◆ EXERCISE DIRECTIONS ◆
Report how many lines contain "Aviation". Give the number and nothing else.

◆ DATA ROWS ◆
....................
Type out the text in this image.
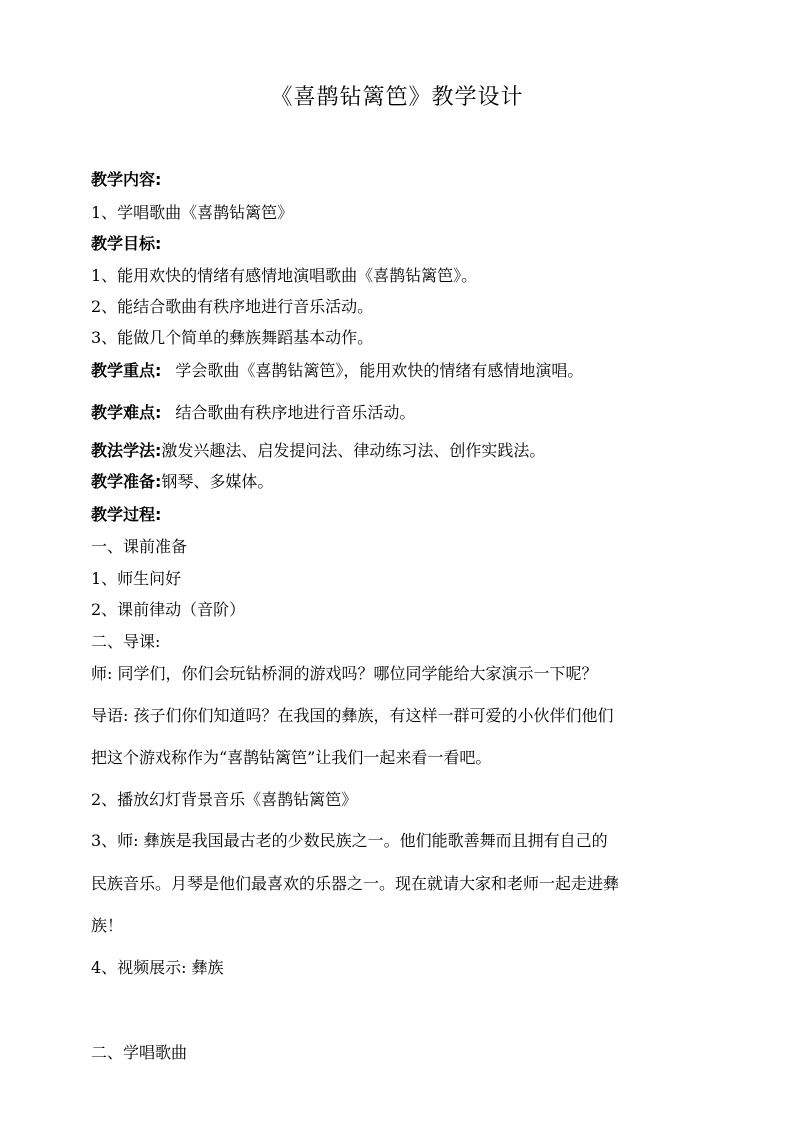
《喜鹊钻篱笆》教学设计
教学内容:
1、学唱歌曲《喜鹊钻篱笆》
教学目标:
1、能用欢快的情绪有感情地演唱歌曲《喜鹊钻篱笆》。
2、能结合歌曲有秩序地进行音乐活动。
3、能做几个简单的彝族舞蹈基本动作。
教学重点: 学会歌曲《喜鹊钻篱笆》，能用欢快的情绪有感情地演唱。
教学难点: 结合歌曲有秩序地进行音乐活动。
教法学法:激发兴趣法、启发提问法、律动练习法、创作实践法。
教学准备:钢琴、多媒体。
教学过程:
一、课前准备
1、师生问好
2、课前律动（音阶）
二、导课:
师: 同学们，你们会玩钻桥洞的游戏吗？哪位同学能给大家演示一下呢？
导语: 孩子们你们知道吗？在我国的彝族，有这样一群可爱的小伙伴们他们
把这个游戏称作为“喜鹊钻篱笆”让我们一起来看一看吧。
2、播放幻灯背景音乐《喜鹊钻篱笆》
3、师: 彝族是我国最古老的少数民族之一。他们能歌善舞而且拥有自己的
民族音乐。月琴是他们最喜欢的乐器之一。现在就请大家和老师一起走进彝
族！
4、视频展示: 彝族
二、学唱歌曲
....................
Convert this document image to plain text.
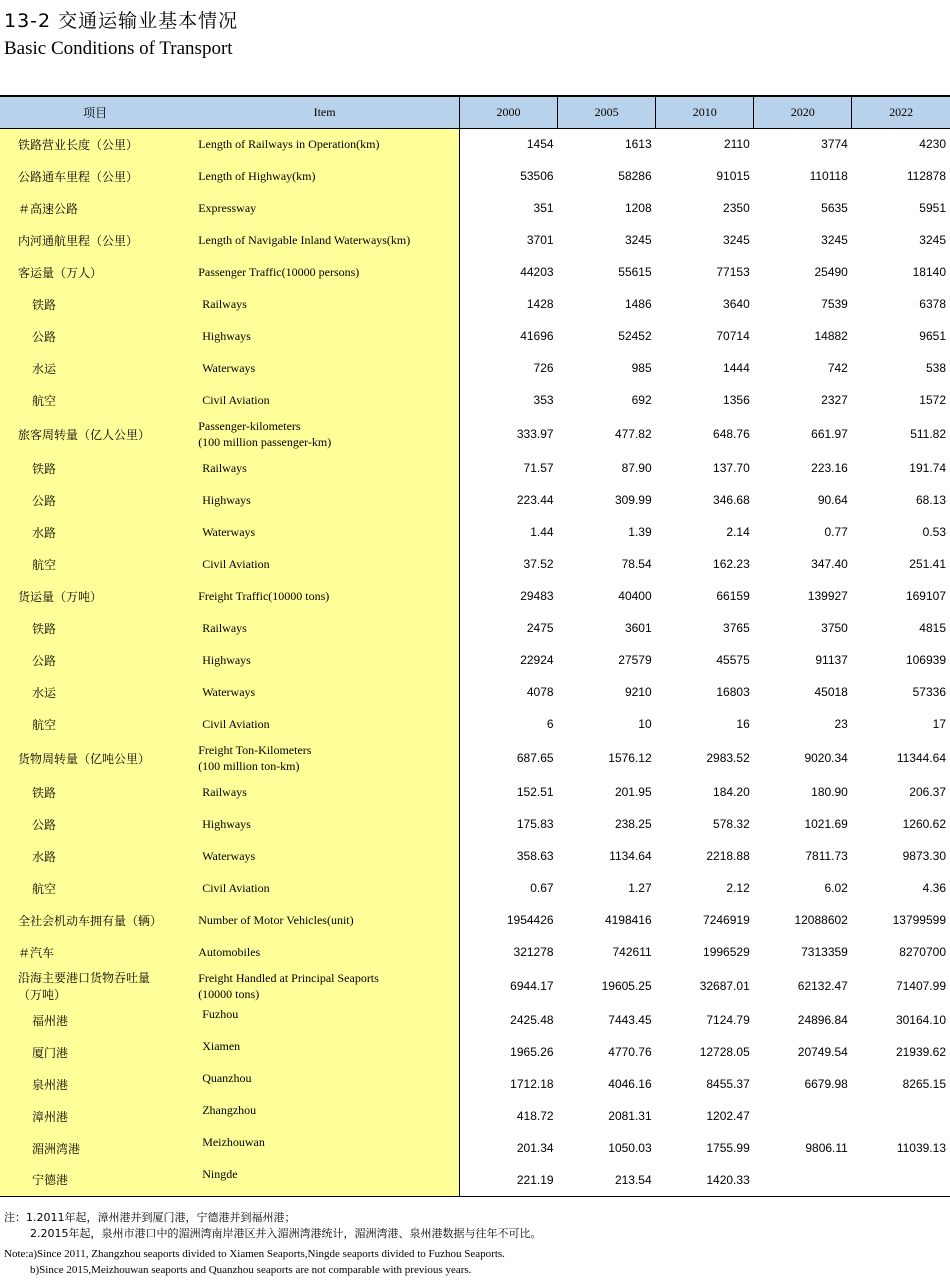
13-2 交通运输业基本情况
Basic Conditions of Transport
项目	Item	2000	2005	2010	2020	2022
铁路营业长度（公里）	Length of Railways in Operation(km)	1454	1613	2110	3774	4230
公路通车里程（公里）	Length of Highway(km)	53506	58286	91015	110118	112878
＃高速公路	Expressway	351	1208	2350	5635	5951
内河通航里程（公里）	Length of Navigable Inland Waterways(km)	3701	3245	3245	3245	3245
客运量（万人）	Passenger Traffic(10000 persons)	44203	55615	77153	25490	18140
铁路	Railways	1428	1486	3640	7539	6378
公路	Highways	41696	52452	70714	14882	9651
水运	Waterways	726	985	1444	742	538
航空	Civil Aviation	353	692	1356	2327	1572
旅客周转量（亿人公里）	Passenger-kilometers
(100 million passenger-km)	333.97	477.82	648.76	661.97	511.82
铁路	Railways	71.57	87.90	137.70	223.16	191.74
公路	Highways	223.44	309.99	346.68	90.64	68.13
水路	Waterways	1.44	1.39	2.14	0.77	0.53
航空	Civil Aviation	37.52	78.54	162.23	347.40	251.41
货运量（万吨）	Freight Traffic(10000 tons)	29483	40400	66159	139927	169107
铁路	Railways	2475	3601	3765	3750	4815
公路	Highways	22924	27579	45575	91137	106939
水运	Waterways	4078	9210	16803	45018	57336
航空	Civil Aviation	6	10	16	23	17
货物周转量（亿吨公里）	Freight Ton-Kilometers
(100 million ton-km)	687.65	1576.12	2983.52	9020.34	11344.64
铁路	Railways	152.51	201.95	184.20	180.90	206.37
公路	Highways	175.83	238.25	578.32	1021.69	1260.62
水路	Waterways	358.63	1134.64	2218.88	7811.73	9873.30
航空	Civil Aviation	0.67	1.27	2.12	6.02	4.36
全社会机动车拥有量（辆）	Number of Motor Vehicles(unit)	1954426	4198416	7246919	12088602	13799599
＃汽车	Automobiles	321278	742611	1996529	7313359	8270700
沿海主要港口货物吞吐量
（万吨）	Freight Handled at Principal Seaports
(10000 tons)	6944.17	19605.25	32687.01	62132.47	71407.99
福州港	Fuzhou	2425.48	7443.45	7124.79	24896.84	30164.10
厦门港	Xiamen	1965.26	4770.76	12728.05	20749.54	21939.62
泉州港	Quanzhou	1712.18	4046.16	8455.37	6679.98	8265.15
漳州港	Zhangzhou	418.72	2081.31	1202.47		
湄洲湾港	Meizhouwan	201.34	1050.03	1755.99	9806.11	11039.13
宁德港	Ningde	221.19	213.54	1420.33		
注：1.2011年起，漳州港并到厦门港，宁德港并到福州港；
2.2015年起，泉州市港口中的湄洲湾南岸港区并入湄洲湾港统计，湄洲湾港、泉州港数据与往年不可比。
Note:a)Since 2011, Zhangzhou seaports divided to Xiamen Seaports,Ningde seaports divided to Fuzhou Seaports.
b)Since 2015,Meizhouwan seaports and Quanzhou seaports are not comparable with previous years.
....................
◆ COMPLETED TASK ◆
4